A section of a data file
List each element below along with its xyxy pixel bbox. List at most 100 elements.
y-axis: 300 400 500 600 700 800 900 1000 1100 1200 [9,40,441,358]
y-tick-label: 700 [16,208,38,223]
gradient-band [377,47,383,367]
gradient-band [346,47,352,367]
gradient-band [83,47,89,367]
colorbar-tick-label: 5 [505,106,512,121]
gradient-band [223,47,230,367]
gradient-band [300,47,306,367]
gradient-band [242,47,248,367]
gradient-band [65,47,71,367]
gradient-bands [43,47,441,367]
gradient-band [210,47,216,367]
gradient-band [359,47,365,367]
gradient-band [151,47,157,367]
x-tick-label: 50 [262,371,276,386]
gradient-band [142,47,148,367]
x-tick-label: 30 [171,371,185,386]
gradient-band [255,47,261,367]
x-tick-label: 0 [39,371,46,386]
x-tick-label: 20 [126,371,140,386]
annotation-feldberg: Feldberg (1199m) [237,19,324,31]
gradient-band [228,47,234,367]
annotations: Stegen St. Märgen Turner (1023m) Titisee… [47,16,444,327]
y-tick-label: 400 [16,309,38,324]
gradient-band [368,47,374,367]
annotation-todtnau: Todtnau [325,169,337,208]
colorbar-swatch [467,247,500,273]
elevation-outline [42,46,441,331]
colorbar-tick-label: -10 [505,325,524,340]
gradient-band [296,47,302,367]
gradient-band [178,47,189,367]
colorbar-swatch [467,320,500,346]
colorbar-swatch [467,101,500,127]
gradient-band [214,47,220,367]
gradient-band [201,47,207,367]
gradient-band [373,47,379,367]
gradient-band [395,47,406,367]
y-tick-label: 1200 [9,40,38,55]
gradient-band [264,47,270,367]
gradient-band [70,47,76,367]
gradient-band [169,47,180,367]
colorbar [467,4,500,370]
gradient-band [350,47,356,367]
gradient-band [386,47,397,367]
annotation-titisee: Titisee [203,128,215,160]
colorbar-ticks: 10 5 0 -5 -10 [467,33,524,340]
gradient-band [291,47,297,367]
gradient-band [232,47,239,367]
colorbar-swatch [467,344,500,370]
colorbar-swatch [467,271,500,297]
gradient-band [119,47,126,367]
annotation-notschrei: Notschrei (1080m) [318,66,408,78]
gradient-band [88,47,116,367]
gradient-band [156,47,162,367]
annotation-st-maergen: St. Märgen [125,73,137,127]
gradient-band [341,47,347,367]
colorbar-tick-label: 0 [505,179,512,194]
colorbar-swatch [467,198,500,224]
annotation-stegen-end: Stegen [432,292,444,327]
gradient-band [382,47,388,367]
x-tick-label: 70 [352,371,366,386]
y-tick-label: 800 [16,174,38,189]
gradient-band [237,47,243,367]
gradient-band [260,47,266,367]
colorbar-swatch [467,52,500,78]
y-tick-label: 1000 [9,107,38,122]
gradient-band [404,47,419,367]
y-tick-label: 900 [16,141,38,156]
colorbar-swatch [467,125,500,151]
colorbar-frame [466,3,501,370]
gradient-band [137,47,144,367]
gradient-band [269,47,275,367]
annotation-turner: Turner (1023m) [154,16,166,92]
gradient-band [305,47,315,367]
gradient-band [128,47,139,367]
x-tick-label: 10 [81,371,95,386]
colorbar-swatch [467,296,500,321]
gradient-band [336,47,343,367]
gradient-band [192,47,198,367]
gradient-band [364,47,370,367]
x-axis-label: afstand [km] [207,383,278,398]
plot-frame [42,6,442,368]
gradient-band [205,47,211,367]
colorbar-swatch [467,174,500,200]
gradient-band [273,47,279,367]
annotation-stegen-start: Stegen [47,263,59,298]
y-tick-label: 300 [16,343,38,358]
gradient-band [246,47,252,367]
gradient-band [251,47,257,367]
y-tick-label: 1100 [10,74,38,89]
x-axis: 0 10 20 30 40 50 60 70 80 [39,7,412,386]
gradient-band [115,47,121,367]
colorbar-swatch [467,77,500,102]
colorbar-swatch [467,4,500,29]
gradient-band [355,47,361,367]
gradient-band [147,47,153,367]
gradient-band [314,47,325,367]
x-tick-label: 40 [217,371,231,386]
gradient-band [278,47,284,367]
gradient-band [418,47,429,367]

==

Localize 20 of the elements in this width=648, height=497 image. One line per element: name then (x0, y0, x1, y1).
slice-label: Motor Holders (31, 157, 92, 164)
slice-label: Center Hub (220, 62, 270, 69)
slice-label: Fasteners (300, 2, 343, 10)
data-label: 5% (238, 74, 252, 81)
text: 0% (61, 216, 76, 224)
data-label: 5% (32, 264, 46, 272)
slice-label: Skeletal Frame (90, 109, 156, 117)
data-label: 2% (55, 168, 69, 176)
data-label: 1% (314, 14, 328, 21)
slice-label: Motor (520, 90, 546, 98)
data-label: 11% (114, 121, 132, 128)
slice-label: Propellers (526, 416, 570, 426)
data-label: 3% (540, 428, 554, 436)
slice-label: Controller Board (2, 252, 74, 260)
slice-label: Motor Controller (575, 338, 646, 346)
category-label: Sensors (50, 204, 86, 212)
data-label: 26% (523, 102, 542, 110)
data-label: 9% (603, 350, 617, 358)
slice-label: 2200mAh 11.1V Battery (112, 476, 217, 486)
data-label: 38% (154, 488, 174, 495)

--

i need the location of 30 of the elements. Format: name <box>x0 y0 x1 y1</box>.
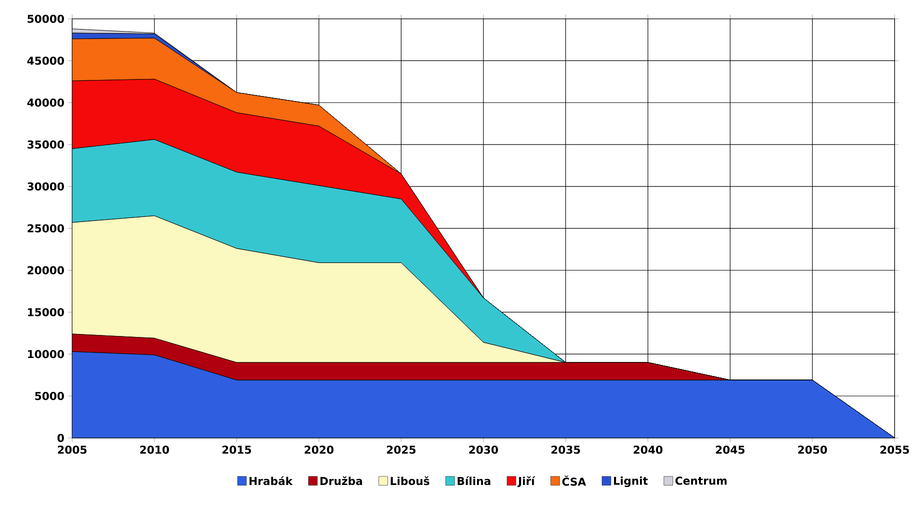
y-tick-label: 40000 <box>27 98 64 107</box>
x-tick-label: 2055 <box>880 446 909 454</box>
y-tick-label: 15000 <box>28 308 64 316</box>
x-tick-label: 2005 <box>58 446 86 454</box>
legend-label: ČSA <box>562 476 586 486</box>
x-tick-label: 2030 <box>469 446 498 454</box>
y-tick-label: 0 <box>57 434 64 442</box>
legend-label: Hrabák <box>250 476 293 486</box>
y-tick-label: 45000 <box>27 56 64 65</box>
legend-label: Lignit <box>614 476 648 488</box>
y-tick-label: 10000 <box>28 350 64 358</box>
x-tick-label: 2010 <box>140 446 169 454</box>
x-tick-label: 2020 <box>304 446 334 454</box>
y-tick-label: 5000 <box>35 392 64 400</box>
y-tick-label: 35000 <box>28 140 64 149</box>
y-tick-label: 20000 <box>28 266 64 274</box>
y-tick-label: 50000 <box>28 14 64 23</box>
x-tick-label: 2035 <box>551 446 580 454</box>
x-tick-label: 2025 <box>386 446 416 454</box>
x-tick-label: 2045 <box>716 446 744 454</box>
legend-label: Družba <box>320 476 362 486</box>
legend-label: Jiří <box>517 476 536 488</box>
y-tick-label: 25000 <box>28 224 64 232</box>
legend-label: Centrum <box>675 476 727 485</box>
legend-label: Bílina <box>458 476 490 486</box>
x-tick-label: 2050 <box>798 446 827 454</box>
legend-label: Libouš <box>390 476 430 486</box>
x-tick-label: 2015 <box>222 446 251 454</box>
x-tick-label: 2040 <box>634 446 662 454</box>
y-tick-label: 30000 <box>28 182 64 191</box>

GOAL OF THE EXERCISE: Copy out, unchanged, the section of the material above that opens with the line containing "List each element" and closes with the line containing "gradient-band [373,47,379,367]". Include both of those lines.

WRITTEN ANSWER:
List each element below along with its xyxy pixel bbox. List at most 100 elements.
y-axis: 300 400 500 600 700 800 900 1000 1100 1200 [9,40,441,358]
y-tick-label: 700 [16,208,38,223]
gradient-band [377,47,383,367]
gradient-band [346,47,352,367]
gradient-band [83,47,89,367]
colorbar-tick-label: 5 [505,106,512,121]
gradient-band [223,47,230,367]
gradient-band [300,47,306,367]
gradient-band [242,47,248,367]
gradient-band [65,47,71,367]
gradient-bands [43,47,441,367]
gradient-band [210,47,216,367]
gradient-band [359,47,365,367]
gradient-band [151,47,157,367]
x-tick-label: 50 [262,371,276,386]
gradient-band [142,47,148,367]
x-tick-label: 30 [171,371,185,386]
gradient-band [255,47,261,367]
x-tick-label: 0 [39,371,46,386]
x-tick-label: 20 [126,371,140,386]
annotation-feldberg: Feldberg (1199m) [237,19,324,31]
gradient-band [228,47,234,367]
annotations: Stegen St. Märgen Turner (1023m) Titisee… [47,16,444,327]
y-tick-label: 400 [16,309,38,324]
gradient-band [368,47,374,367]
annotation-todtnau: Todtnau [325,169,337,208]
colorbar-swatch [467,247,500,273]
elevation-outline [42,46,441,331]
colorbar-tick-label: -10 [505,325,524,340]
gradient-band [296,47,302,367]
gradient-band [178,47,189,367]
colorbar-swatch [467,320,500,346]
colorbar-swatch [467,101,500,127]
gradient-band [214,47,220,367]
gradient-band [201,47,207,367]
gradient-band [373,47,379,367]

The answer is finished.